# What is asked
Select the lines below containing the word "text".

(Collected data entries)
— BEGIN —
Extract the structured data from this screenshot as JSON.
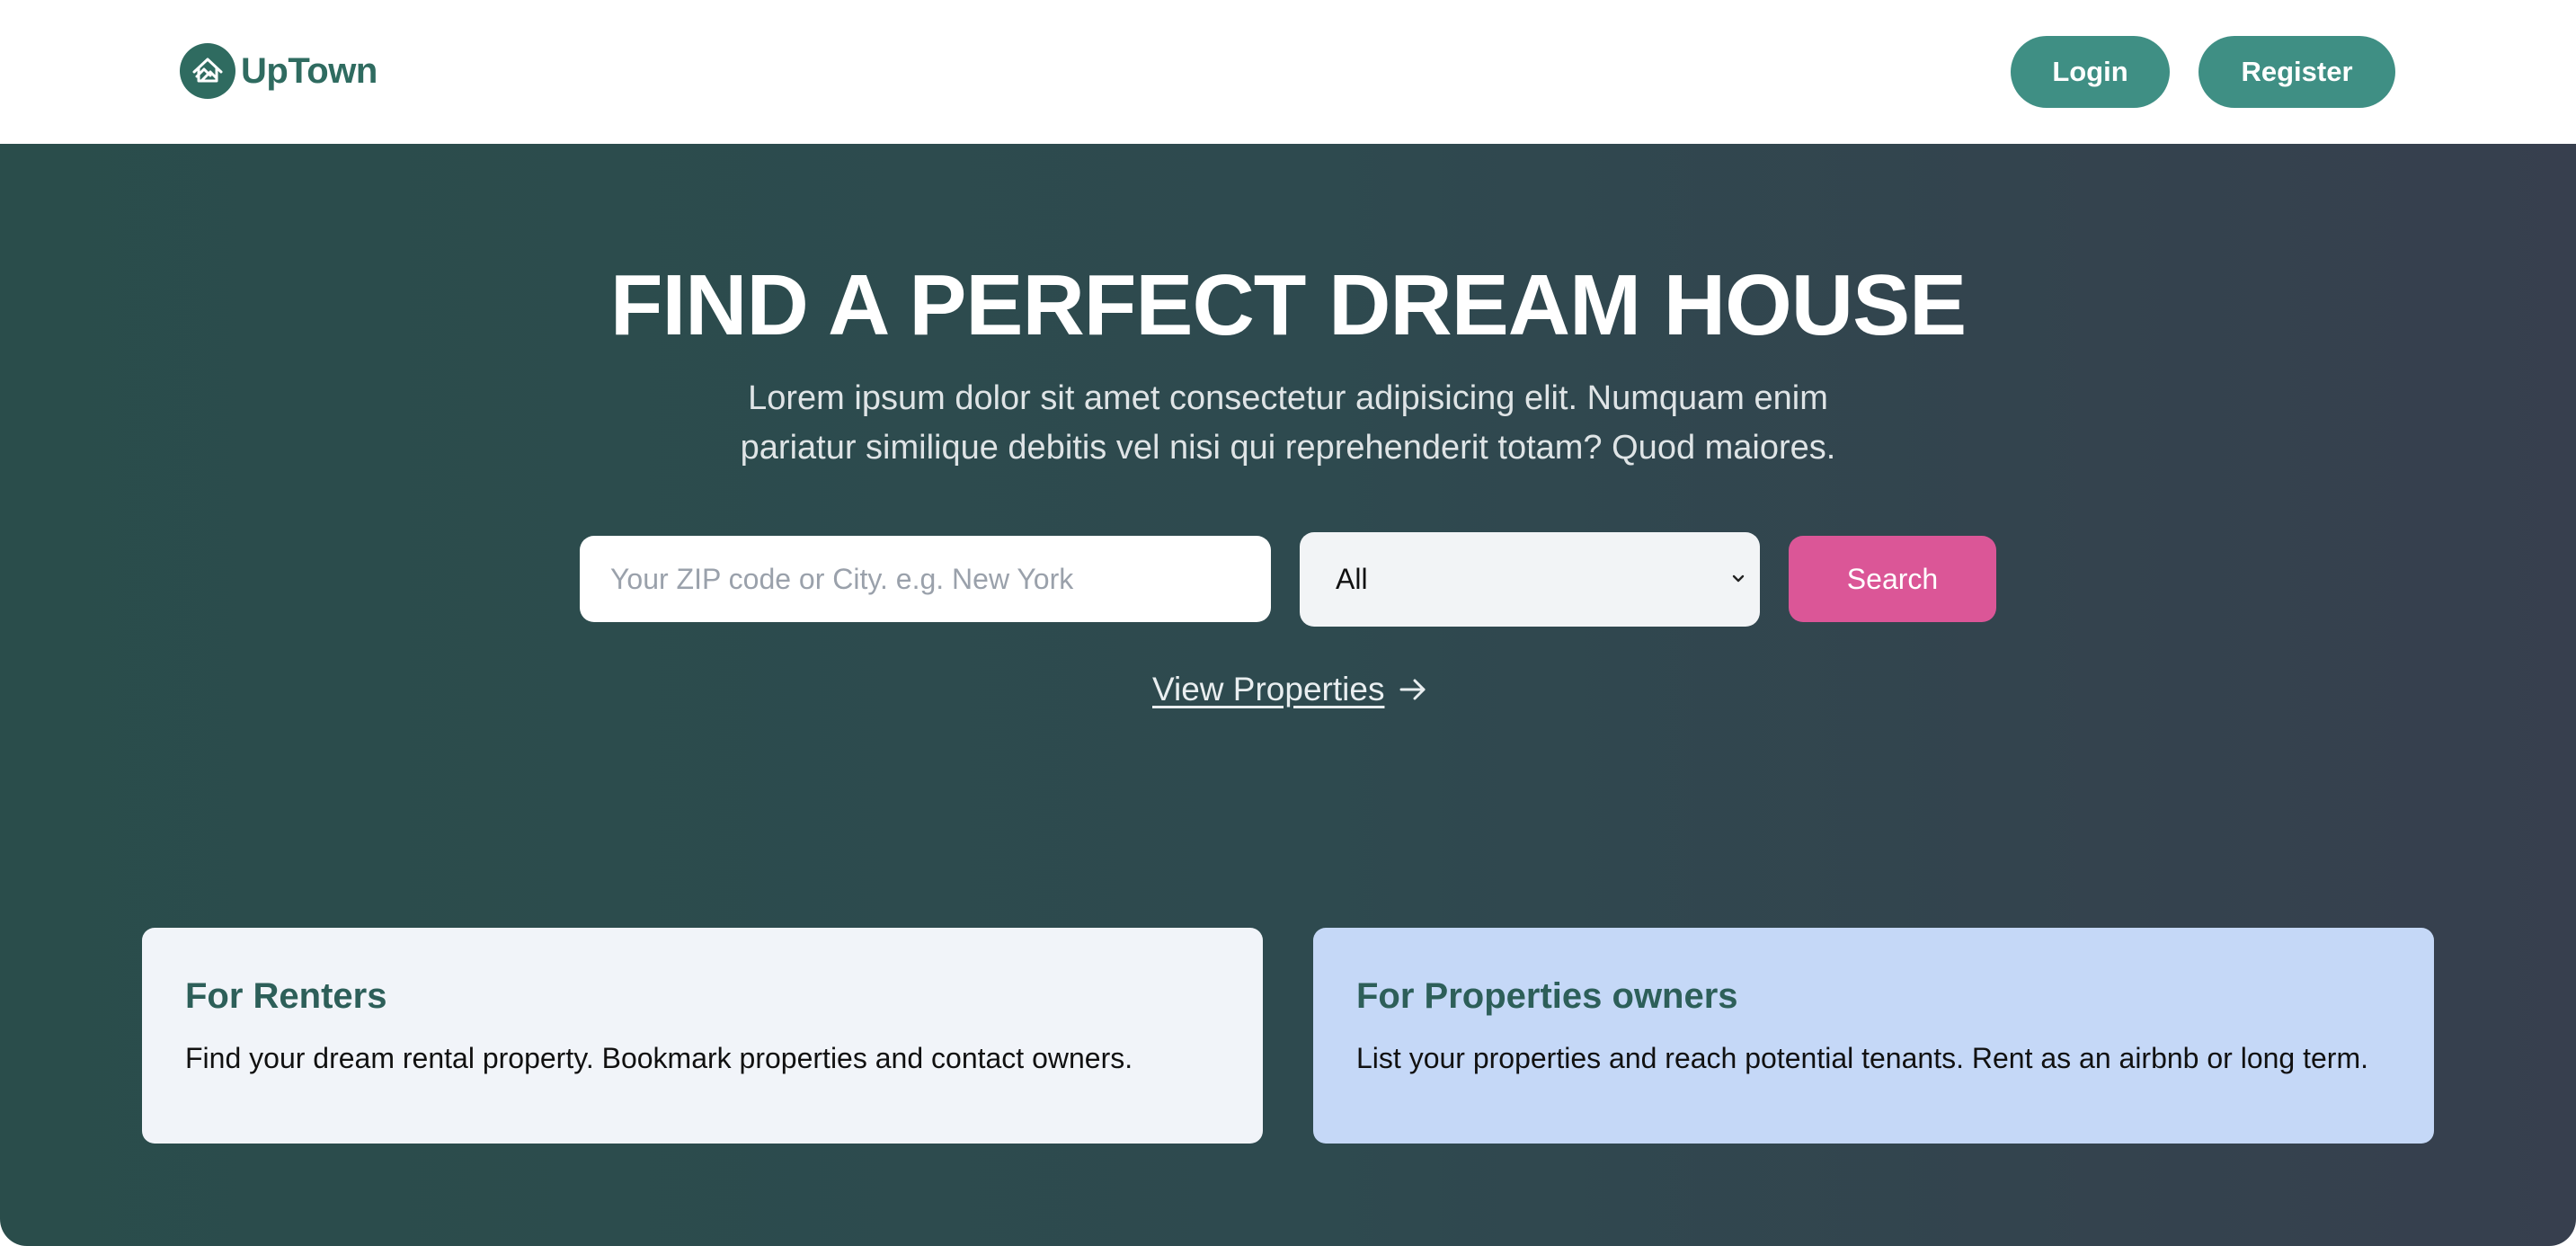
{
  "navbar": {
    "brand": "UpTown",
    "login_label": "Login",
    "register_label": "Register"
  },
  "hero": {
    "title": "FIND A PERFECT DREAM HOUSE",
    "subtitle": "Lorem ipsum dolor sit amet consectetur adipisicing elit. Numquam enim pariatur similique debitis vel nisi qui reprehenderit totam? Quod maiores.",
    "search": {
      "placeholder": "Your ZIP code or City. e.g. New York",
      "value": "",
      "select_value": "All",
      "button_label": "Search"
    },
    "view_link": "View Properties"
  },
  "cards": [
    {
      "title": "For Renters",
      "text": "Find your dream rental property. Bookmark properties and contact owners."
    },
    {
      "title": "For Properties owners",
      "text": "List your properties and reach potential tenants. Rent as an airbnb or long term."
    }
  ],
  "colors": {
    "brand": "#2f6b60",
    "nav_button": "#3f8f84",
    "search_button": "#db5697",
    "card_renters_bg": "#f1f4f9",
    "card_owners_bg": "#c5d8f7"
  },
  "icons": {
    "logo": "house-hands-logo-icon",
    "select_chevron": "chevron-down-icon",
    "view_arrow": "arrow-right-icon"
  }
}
— END —
# Answer for this exercise
      "text": "Find your dream rental property. Bookmark properties and contact owners."
      "text": "List your properties and reach potential tenants. Rent as an airbnb or long term."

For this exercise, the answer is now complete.